TASK TO CARRY OUT:
Please quote the rows below word for word, from the first line up to and including the line with "coeff-soil-a: Soil A: [73,498,651,515]".

DATA SECTION:

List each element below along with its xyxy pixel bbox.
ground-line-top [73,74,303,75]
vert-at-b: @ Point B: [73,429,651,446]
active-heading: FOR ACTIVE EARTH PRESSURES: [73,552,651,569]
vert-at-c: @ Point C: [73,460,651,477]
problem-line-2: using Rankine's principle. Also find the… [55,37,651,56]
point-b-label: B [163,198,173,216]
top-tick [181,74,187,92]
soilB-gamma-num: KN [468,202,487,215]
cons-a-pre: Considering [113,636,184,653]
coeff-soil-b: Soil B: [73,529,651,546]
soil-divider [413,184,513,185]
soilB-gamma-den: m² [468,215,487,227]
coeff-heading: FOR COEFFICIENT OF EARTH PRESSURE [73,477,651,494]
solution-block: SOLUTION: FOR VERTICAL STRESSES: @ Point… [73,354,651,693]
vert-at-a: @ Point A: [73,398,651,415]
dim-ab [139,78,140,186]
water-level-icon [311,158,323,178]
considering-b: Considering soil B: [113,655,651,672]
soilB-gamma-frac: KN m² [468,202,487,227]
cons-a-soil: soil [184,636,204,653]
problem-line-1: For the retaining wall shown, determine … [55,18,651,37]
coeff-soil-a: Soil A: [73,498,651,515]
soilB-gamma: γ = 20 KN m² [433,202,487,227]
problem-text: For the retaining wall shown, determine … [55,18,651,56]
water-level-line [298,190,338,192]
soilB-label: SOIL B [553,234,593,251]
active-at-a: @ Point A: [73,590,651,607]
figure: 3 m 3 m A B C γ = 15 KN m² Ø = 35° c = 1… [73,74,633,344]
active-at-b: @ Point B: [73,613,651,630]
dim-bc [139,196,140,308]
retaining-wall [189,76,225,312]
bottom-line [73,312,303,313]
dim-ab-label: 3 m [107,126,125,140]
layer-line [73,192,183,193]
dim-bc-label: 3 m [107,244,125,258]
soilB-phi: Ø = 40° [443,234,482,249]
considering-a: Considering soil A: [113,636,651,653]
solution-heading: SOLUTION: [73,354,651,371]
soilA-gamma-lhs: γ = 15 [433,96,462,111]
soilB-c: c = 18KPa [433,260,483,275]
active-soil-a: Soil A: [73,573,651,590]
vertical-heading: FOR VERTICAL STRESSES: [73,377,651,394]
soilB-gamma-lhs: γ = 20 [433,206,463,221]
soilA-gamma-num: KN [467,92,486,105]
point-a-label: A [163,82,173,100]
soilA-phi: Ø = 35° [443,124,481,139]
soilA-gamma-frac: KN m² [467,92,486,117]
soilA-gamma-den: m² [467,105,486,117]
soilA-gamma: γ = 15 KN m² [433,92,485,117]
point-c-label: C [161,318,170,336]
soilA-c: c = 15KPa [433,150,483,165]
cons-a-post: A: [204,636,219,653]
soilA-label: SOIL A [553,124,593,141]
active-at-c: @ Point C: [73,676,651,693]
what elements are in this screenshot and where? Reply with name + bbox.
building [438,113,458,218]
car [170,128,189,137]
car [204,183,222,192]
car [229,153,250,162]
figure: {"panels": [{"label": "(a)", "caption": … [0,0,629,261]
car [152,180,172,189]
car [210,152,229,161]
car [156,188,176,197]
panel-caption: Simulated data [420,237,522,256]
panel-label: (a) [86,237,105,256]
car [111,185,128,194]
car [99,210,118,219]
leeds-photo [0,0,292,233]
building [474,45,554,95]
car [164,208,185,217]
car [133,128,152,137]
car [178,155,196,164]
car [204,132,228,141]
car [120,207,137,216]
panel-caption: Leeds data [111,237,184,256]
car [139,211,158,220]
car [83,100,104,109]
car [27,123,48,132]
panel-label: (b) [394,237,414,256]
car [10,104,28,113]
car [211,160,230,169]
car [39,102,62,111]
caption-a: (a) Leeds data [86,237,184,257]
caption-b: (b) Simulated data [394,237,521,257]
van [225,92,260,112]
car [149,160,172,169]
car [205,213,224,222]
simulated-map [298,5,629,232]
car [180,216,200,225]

TASK SOLUTION:
List each element below along with its xyxy pixel bbox.
ground-line-top [73,74,303,75]
vert-at-b: @ Point B: [73,429,651,446]
active-heading: FOR ACTIVE EARTH PRESSURES: [73,552,651,569]
vert-at-c: @ Point C: [73,460,651,477]
problem-line-2: using Rankine's principle. Also find the… [55,37,651,56]
point-b-label: B [163,198,173,216]
top-tick [181,74,187,92]
soilB-gamma-num: KN [468,202,487,215]
cons-a-pre: Considering [113,636,184,653]
coeff-soil-b: Soil B: [73,529,651,546]
soil-divider [413,184,513,185]
soilB-gamma-den: m² [468,215,487,227]
coeff-heading: FOR COEFFICIENT OF EARTH PRESSURE [73,477,651,494]
solution-block: SOLUTION: FOR VERTICAL STRESSES: @ Point… [73,354,651,693]
vert-at-a: @ Point A: [73,398,651,415]
dim-ab [139,78,140,186]
water-level-icon [311,158,323,178]
considering-b: Considering soil B: [113,655,651,672]
soilB-gamma-frac: KN m² [468,202,487,227]
cons-a-soil: soil [184,636,204,653]
problem-line-1: For the retaining wall shown, determine … [55,18,651,37]
coeff-soil-a: Soil A: [73,498,651,515]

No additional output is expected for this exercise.